*** Supplied data
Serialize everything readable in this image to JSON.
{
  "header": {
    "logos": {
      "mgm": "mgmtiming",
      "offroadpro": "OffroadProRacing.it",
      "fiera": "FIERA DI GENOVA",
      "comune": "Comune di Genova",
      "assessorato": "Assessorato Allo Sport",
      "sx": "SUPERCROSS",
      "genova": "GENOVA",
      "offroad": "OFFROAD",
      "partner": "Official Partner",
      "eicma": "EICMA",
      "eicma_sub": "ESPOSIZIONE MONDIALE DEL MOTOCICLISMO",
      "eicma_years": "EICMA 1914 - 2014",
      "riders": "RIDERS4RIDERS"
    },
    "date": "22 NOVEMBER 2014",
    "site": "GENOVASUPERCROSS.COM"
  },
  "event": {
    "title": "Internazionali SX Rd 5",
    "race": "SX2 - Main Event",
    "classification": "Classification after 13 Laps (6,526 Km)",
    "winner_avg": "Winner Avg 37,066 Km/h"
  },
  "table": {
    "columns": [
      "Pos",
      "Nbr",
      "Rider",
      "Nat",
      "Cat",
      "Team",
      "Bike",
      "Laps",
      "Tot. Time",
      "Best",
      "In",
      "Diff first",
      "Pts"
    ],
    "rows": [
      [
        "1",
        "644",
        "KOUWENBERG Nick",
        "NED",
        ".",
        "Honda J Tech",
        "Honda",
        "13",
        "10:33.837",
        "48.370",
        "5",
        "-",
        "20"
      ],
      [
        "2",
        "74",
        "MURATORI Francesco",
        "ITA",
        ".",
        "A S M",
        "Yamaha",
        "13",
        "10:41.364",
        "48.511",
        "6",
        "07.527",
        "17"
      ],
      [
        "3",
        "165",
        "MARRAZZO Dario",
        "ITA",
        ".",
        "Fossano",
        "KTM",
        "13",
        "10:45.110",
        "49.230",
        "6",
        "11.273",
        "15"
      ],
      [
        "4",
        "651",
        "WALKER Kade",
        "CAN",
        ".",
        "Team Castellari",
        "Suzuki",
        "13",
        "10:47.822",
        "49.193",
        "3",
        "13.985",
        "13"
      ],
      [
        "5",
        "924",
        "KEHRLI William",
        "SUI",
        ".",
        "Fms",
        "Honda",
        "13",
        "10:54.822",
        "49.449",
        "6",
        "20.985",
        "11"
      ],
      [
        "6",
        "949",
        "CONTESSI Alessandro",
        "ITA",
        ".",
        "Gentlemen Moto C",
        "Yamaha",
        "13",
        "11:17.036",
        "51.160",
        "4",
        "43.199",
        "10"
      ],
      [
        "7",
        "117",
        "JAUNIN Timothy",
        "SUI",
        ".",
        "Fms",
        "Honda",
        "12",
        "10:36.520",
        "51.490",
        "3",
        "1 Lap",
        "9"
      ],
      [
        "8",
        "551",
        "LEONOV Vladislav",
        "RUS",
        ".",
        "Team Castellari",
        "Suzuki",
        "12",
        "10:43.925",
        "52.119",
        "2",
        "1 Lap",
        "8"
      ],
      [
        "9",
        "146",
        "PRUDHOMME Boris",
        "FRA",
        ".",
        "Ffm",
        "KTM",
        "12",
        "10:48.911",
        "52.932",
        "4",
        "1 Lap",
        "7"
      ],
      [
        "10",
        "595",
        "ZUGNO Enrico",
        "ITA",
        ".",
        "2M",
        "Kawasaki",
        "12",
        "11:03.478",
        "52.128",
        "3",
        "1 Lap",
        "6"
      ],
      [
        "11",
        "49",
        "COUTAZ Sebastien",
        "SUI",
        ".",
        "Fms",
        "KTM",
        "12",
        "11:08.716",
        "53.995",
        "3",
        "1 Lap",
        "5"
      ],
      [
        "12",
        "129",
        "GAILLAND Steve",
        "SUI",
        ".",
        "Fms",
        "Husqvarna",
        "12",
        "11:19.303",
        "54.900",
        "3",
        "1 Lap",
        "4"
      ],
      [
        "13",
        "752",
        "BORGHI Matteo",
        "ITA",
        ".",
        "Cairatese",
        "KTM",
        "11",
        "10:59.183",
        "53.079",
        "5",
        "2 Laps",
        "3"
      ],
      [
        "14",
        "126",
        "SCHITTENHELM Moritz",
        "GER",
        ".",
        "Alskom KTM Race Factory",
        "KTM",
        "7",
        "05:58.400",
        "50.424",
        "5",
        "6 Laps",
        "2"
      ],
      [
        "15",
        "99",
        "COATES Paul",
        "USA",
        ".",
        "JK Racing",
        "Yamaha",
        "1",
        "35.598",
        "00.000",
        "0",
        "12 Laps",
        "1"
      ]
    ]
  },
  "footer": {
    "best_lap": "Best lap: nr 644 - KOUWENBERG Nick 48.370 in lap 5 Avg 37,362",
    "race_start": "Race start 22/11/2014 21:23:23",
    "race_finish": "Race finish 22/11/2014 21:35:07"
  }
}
******
Pull out every line above that holds the word "KOUWENBERG".

        "KOUWENBERG Nick",
    "best_lap": "Best lap: nr 644 - KOUWENBERG Nick 48.370 in lap 5 Avg 37,362",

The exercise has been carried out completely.